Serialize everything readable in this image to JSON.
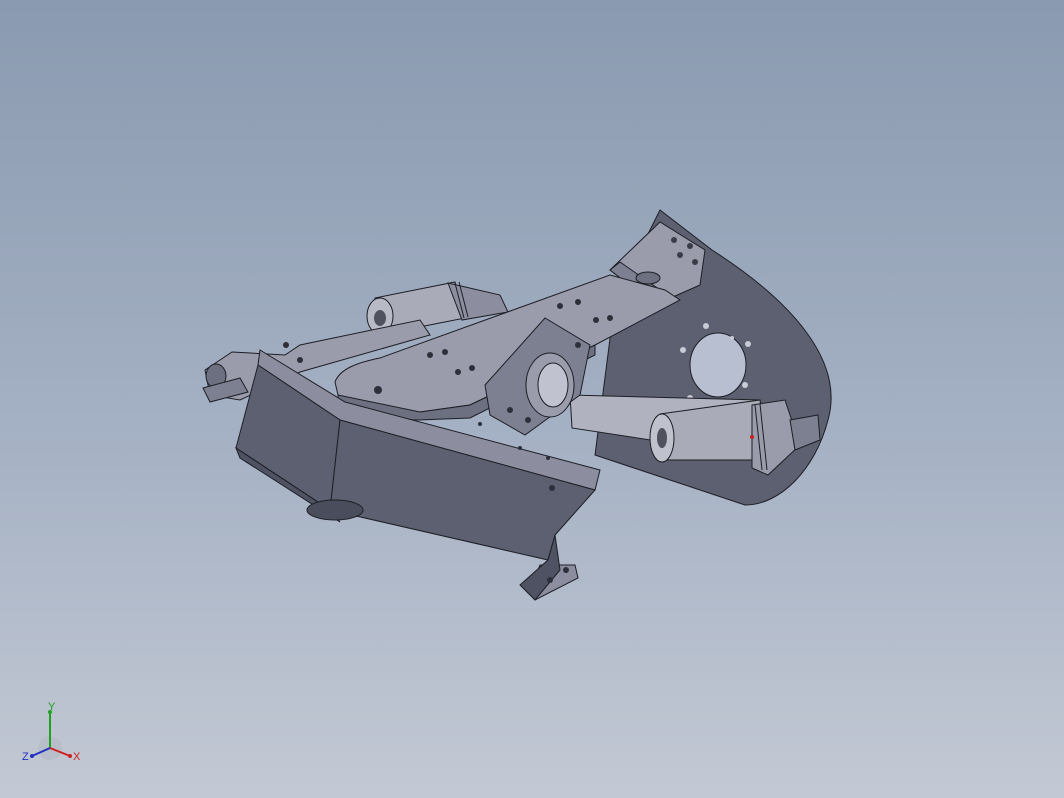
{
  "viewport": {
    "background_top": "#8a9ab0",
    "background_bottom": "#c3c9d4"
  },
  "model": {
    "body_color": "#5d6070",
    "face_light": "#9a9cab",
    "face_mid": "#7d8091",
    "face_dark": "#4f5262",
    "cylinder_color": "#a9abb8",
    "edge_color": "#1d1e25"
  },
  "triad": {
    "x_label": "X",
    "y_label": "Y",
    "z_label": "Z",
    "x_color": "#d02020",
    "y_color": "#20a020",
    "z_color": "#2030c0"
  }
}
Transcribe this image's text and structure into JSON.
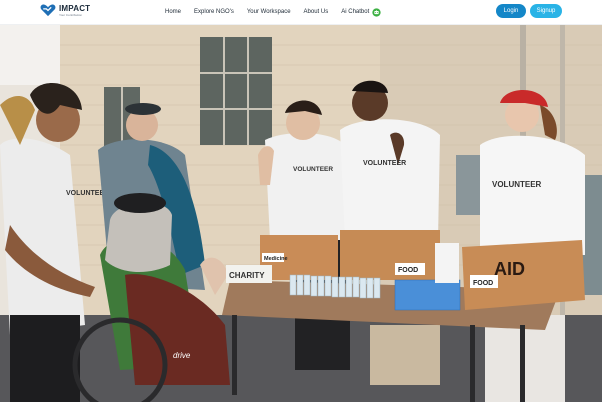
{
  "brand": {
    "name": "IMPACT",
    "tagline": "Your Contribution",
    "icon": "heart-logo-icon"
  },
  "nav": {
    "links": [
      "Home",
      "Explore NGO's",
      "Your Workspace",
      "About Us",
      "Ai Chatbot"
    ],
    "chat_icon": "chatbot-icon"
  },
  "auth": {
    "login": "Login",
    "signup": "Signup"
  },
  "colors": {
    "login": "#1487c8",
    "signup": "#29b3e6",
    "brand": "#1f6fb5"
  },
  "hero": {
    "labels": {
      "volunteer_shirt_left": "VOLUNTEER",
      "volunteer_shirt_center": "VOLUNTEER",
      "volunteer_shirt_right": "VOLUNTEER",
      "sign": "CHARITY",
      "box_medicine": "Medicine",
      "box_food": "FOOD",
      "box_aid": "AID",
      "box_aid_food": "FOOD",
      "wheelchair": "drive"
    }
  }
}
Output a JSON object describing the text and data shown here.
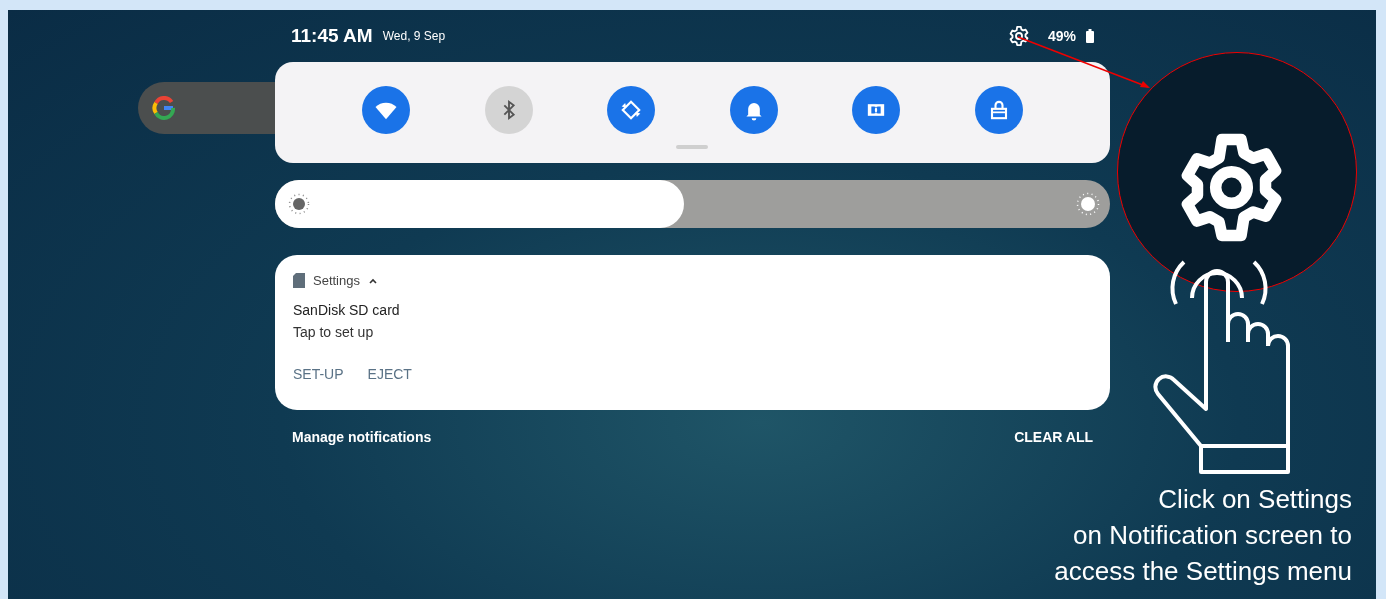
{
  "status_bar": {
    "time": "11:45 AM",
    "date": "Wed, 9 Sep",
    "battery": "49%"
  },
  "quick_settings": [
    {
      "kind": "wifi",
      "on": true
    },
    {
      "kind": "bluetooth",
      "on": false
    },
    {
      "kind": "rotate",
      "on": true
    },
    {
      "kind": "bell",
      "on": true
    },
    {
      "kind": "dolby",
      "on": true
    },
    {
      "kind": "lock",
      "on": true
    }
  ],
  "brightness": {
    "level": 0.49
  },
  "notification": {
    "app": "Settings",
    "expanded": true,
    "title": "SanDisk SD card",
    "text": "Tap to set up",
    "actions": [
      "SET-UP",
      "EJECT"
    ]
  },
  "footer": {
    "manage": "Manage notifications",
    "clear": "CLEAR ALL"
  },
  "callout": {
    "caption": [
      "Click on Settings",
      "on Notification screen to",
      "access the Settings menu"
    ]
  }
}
---
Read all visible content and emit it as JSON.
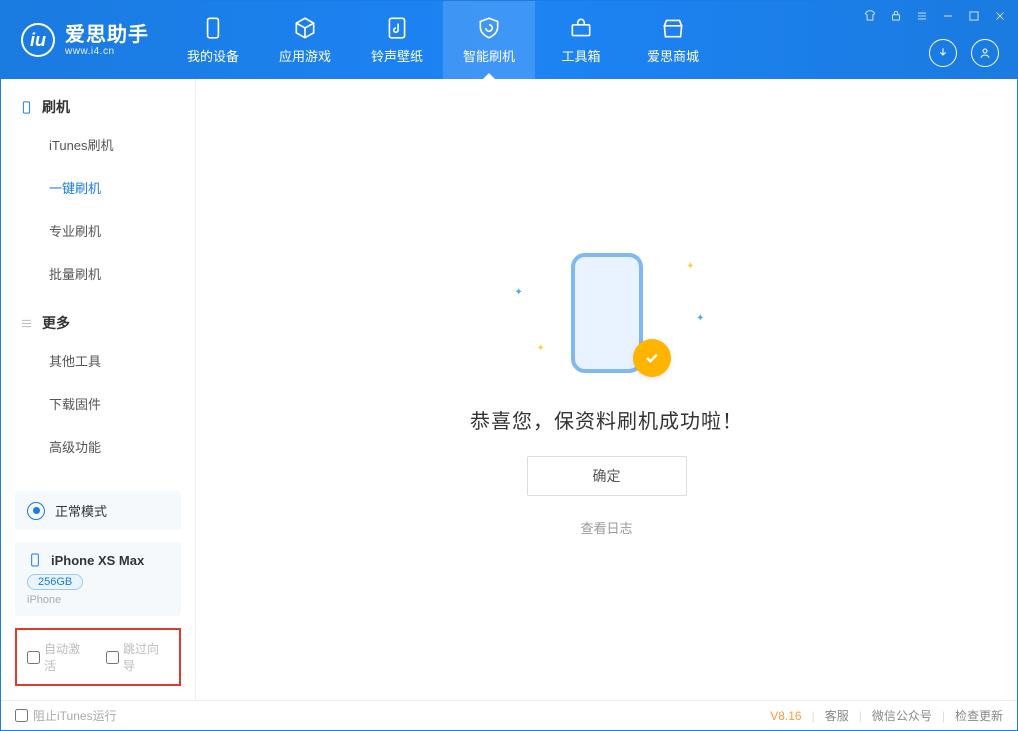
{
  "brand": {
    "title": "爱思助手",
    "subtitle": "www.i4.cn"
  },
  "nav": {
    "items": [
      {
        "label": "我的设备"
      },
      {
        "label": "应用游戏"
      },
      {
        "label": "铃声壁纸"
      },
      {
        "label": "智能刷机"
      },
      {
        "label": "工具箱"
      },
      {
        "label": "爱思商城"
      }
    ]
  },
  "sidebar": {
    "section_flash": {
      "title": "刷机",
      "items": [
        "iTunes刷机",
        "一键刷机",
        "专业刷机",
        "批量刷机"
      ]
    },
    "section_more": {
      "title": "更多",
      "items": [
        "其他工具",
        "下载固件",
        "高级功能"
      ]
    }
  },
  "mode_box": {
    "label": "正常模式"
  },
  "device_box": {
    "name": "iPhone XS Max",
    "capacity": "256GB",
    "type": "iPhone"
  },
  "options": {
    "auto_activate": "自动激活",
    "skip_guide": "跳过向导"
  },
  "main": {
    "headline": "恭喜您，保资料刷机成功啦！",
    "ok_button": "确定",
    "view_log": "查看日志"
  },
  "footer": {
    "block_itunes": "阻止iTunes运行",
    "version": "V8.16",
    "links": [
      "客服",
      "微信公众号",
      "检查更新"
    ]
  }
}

> [Task brief] Go over the records above line by line and count those holding the word "VOLUNTEER". Reply only with the number.

> [Reply to the task] 3